Stored data:
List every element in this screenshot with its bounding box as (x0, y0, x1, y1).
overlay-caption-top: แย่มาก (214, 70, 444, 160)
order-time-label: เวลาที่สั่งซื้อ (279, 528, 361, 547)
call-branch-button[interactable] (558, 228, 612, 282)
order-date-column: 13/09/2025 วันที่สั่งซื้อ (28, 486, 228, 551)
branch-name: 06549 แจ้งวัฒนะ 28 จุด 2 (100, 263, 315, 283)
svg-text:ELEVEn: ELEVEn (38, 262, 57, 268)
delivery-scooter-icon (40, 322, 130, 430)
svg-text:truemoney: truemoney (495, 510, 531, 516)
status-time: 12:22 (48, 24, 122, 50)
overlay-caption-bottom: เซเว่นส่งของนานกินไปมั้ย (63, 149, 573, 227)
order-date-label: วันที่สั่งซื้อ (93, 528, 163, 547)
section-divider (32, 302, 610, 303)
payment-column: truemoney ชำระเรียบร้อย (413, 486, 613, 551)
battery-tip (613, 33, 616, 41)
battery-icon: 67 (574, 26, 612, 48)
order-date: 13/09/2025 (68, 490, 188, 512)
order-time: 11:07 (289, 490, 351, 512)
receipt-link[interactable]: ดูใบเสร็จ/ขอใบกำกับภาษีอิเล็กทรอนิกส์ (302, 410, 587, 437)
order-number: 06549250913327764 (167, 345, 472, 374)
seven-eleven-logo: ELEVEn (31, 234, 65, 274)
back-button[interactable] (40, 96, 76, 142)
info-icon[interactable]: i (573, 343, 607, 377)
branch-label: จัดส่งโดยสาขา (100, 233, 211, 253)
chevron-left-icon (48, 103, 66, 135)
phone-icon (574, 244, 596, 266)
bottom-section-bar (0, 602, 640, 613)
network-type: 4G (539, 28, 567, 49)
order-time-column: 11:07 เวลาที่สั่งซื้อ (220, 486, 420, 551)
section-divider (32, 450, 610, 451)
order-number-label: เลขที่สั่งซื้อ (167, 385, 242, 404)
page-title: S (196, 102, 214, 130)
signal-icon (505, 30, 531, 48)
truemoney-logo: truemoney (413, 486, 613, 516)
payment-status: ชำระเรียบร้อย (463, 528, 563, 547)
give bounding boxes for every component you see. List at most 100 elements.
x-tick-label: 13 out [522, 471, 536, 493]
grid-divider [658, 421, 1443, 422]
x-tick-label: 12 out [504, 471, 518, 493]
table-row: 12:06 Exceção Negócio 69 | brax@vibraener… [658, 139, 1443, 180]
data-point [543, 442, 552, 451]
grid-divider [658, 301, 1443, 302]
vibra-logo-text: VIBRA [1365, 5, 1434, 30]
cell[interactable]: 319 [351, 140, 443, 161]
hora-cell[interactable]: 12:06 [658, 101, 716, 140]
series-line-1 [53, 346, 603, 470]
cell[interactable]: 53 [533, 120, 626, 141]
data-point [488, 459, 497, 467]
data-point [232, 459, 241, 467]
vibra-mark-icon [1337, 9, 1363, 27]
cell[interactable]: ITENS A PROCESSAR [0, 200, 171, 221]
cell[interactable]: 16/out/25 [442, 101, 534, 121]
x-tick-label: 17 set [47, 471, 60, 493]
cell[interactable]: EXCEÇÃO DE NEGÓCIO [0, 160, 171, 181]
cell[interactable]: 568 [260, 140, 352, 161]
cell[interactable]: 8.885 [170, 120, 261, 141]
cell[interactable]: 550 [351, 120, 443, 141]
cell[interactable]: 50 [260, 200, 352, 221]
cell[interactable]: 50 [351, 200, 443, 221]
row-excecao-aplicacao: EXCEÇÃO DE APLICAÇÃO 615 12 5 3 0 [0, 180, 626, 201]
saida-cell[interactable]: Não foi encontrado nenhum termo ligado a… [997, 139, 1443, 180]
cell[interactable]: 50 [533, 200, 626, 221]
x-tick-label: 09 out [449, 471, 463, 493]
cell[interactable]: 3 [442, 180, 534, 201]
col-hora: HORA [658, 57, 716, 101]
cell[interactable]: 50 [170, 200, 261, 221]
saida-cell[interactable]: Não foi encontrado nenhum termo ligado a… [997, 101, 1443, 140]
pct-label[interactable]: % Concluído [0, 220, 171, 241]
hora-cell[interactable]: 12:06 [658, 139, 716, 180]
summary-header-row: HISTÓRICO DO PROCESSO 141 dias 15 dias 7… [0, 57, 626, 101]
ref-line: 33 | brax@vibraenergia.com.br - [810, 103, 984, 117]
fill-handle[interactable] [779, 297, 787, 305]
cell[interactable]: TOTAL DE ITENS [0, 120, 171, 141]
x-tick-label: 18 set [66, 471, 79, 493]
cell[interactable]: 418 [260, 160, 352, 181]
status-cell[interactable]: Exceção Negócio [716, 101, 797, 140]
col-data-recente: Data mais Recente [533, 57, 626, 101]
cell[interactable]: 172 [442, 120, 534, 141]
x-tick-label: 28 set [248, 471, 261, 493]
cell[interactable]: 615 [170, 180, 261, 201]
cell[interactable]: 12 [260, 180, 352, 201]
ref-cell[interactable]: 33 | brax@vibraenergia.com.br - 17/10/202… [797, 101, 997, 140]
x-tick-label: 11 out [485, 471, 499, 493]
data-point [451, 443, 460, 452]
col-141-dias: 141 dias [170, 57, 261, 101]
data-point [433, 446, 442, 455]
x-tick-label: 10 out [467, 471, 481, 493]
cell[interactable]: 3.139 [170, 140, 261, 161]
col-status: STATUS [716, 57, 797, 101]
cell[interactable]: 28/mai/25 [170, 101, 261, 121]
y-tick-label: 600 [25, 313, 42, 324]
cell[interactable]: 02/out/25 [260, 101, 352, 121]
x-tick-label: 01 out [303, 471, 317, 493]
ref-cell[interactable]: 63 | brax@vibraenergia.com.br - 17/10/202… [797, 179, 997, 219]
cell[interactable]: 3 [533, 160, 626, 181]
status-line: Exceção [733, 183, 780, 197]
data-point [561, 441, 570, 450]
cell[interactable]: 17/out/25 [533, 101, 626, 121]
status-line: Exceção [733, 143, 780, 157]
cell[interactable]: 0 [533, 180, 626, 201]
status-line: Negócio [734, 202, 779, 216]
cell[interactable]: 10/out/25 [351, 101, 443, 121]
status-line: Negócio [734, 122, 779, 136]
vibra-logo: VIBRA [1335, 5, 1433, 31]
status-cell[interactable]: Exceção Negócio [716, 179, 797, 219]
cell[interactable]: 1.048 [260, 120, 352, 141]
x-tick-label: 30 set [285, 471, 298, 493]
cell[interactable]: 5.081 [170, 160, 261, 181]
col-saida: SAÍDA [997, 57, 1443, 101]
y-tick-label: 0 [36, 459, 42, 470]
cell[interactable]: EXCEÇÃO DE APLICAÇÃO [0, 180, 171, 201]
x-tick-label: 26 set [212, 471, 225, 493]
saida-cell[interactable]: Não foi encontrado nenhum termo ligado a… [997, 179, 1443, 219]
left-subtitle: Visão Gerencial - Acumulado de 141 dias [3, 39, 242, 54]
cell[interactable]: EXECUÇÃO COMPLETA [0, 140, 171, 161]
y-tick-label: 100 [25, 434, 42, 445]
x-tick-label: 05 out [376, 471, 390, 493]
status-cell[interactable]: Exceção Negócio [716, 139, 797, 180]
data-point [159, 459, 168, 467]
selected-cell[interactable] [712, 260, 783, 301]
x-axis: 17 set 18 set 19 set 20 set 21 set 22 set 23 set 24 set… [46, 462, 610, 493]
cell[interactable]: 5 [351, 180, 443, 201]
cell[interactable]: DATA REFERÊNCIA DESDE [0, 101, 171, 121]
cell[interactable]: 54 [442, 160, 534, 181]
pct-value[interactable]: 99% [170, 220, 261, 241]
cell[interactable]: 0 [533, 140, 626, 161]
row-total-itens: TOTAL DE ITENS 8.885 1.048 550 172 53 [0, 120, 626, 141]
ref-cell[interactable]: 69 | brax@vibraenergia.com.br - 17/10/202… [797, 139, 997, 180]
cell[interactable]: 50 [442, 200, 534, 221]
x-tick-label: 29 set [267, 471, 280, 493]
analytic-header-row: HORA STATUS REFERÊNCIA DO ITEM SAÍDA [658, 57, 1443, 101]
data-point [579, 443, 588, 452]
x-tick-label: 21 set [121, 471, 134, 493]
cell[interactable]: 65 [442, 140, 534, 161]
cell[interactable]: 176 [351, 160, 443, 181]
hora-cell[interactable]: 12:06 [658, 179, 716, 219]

Written instruction: Reproduce the data verbatim, starting at the first line and ending at the line that contains "data-point [232, 459, 241, 467]", with both of those lines included.

Result of this task:
List every element in this screenshot with its bounding box as (x0, y0, x1, y1).
overlay-caption-top: แย่มาก (214, 70, 444, 160)
order-time-label: เวลาที่สั่งซื้อ (279, 528, 361, 547)
call-branch-button[interactable] (558, 228, 612, 282)
order-date-column: 13/09/2025 วันที่สั่งซื้อ (28, 486, 228, 551)
branch-name: 06549 แจ้งวัฒนะ 28 จุด 2 (100, 263, 315, 283)
svg-text:ELEVEn: ELEVEn (38, 262, 57, 268)
delivery-scooter-icon (40, 322, 130, 430)
svg-text:truemoney: truemoney (495, 510, 531, 516)
status-time: 12:22 (48, 24, 122, 50)
overlay-caption-bottom: เซเว่นส่งของนานกินไปมั้ย (63, 149, 573, 227)
order-date-label: วันที่สั่งซื้อ (93, 528, 163, 547)
section-divider (32, 302, 610, 303)
payment-column: truemoney ชำระเรียบร้อย (413, 486, 613, 551)
battery-tip (613, 33, 616, 41)
battery-icon: 67 (574, 26, 612, 48)
order-date: 13/09/2025 (68, 490, 188, 512)
order-time: 11:07 (289, 490, 351, 512)
receipt-link[interactable]: ดูใบเสร็จ/ขอใบกำกับภาษีอิเล็กทรอนิกส์ (302, 410, 587, 437)
order-number: 06549250913327764 (167, 345, 472, 374)
seven-eleven-logo: ELEVEn (31, 234, 65, 274)
back-button[interactable] (40, 96, 76, 142)
info-icon[interactable]: i (573, 343, 607, 377)
branch-label: จัดส่งโดยสาขา (100, 233, 211, 253)
chevron-left-icon (48, 103, 66, 135)
phone-icon (574, 244, 596, 266)
bottom-section-bar (0, 602, 640, 613)
network-type: 4G (539, 28, 567, 49)
order-time-column: 11:07 เวลาที่สั่งซื้อ (220, 486, 420, 551)
section-divider (32, 450, 610, 451)
order-number-label: เลขที่สั่งซื้อ (167, 385, 242, 404)
page-title: S (196, 102, 214, 130)
signal-icon (505, 30, 531, 48)
truemoney-logo: truemoney (413, 486, 613, 516)
payment-status: ชำระเรียบร้อย (463, 528, 563, 547)
give bounding boxes for every component you see. List at most 100 elements.
x-tick-label: 13 out [522, 471, 536, 493]
grid-divider [658, 421, 1443, 422]
x-tick-label: 12 out [504, 471, 518, 493]
table-row: 12:06 Exceção Negócio 69 | brax@vibraener… [658, 139, 1443, 180]
data-point [543, 442, 552, 451]
grid-divider [658, 301, 1443, 302]
vibra-logo-text: VIBRA [1365, 5, 1434, 30]
cell[interactable]: 319 [351, 140, 443, 161]
hora-cell[interactable]: 12:06 [658, 101, 716, 140]
series-line-1 [53, 346, 603, 470]
cell[interactable]: 53 [533, 120, 626, 141]
data-point [488, 459, 497, 467]
data-point [232, 459, 241, 467]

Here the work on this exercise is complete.